Excerpted data
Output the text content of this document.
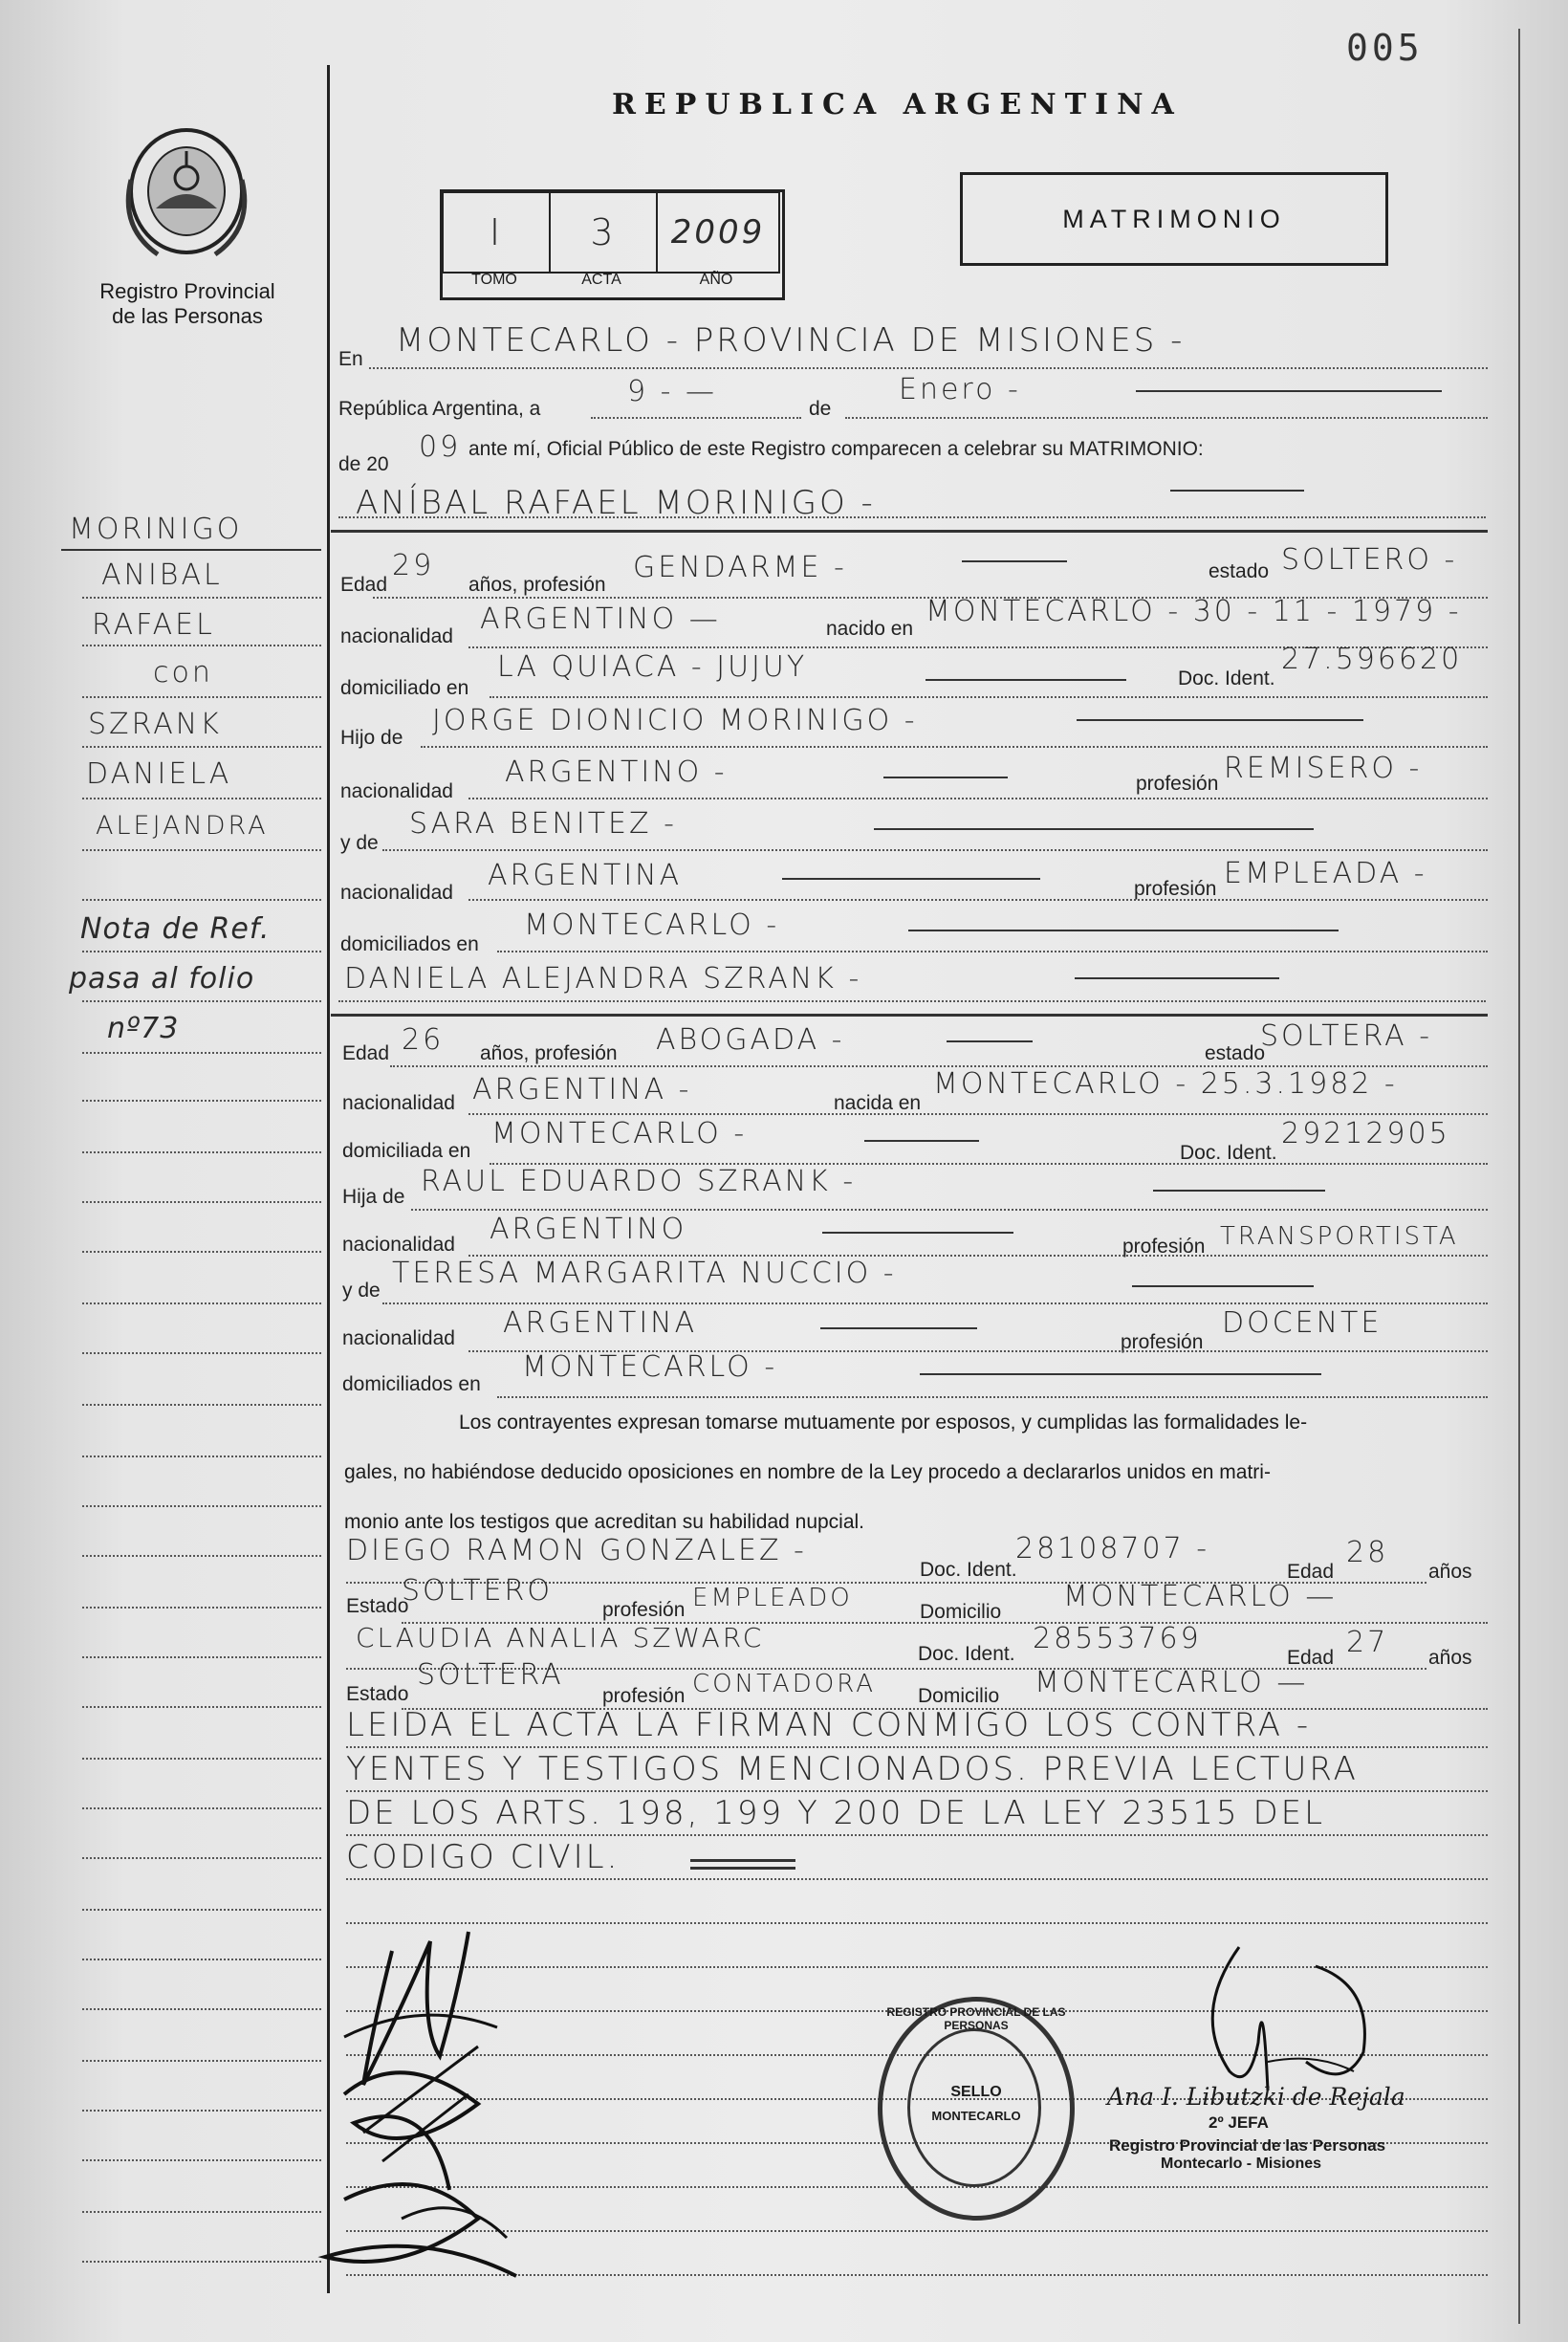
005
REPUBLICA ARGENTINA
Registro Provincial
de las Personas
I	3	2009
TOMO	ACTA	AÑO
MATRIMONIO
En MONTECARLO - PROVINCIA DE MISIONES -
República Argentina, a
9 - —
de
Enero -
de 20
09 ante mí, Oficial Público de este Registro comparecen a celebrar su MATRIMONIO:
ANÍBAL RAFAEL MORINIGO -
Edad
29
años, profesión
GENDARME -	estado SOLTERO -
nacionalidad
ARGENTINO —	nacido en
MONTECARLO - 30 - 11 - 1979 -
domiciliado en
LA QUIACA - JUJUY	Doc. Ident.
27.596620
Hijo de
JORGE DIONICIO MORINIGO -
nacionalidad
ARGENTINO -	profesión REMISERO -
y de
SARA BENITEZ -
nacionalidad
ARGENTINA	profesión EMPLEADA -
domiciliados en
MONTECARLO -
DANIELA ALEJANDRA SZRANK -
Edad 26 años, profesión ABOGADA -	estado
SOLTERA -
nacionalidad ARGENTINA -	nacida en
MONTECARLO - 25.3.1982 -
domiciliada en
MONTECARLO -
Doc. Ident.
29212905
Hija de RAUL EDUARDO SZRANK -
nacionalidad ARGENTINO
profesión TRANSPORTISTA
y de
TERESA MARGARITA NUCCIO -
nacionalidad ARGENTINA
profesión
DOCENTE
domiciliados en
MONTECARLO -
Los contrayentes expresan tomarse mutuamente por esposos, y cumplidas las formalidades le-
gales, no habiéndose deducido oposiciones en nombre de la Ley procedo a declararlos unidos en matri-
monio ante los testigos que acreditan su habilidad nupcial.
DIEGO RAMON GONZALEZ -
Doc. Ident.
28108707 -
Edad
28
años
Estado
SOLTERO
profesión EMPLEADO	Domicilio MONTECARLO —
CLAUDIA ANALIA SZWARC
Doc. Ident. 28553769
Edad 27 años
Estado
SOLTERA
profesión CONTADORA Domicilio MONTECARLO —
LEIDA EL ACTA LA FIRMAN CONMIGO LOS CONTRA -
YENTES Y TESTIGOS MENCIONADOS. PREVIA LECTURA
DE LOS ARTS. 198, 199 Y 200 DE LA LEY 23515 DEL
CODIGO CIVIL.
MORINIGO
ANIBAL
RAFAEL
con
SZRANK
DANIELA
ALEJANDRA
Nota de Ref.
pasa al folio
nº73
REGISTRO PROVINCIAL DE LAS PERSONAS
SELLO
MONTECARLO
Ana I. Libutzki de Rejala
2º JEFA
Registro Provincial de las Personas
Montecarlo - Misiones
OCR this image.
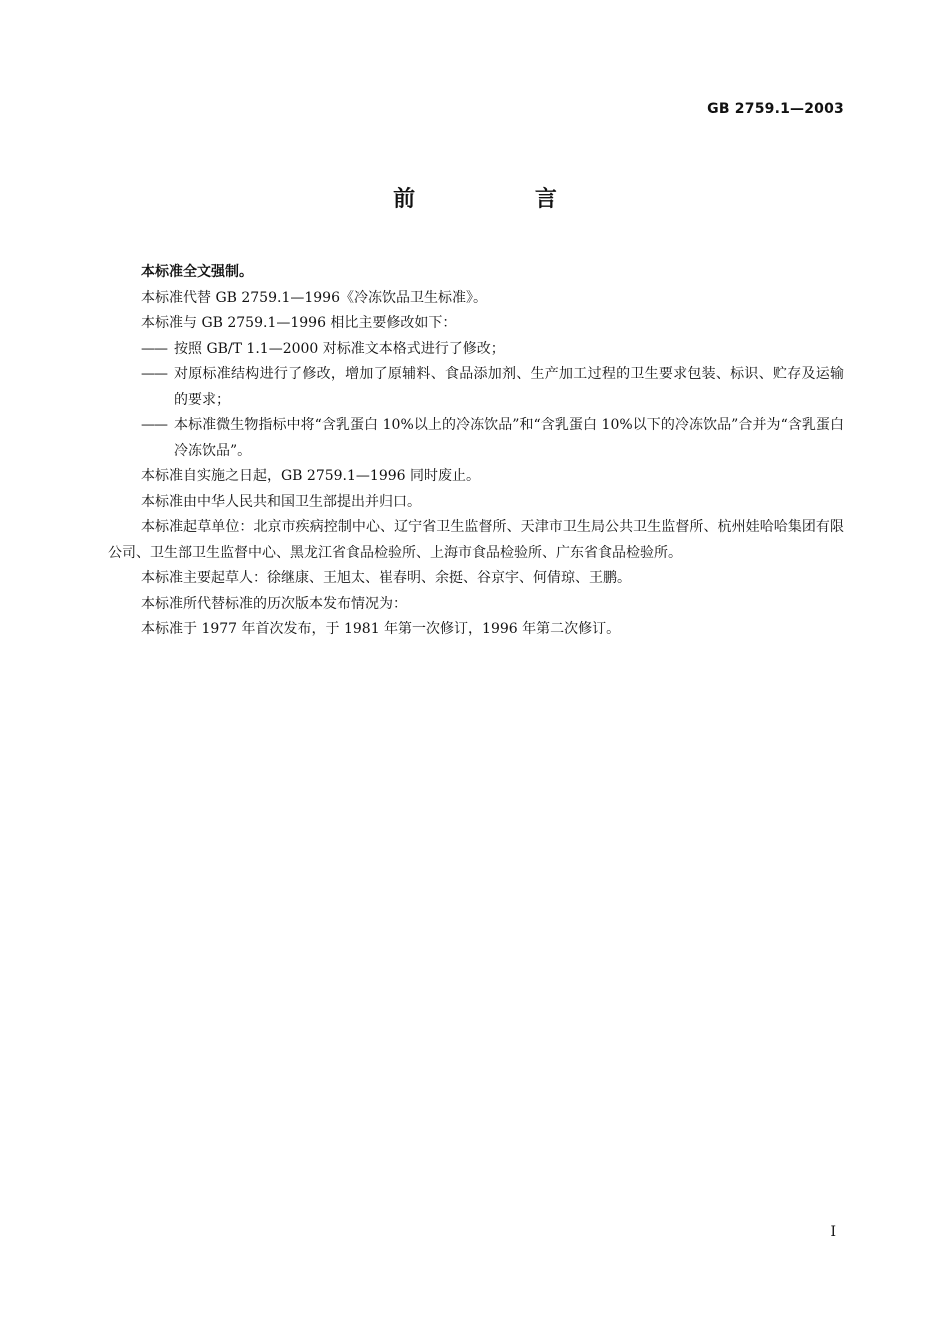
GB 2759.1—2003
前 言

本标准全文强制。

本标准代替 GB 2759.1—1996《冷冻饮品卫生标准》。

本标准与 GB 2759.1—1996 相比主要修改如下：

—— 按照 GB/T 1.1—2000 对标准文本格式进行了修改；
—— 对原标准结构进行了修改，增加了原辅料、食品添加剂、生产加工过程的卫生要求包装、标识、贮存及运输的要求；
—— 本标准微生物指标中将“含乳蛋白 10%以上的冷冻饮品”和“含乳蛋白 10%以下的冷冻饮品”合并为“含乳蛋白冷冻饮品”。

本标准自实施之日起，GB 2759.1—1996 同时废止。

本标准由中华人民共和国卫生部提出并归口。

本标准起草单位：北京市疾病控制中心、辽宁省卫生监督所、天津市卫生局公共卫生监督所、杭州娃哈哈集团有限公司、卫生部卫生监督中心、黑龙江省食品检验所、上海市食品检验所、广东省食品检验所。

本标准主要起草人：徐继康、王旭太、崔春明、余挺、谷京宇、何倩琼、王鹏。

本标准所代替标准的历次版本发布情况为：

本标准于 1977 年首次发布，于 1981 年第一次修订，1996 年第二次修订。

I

Your objective
Reproduce the lines from the line with "OCR this image." through the last line of the entries exactly, including both ends and excluding pictures.

Solution to this exercise
OCR this image.
GB 2759.1—2003
前 言

本标准全文强制。

本标准代替 GB 2759.1—1996《冷冻饮品卫生标准》。

本标准与 GB 2759.1—1996 相比主要修改如下：

—— 按照 GB/T 1.1—2000 对标准文本格式进行了修改；
—— 对原标准结构进行了修改，增加了原辅料、食品添加剂、生产加工过程的卫生要求包装、标识、贮存及运输的要求；
—— 本标准微生物指标中将“含乳蛋白 10%以上的冷冻饮品”和“含乳蛋白 10%以下的冷冻饮品”合并为“含乳蛋白冷冻饮品”。

本标准自实施之日起，GB 2759.1—1996 同时废止。

本标准由中华人民共和国卫生部提出并归口。

本标准起草单位：北京市疾病控制中心、辽宁省卫生监督所、天津市卫生局公共卫生监督所、杭州娃哈哈集团有限公司、卫生部卫生监督中心、黑龙江省食品检验所、上海市食品检验所、广东省食品检验所。

本标准主要起草人：徐继康、王旭太、崔春明、余挺、谷京宇、何倩琼、王鹏。

本标准所代替标准的历次版本发布情况为：

本标准于 1977 年首次发布，于 1981 年第一次修订，1996 年第二次修订。

I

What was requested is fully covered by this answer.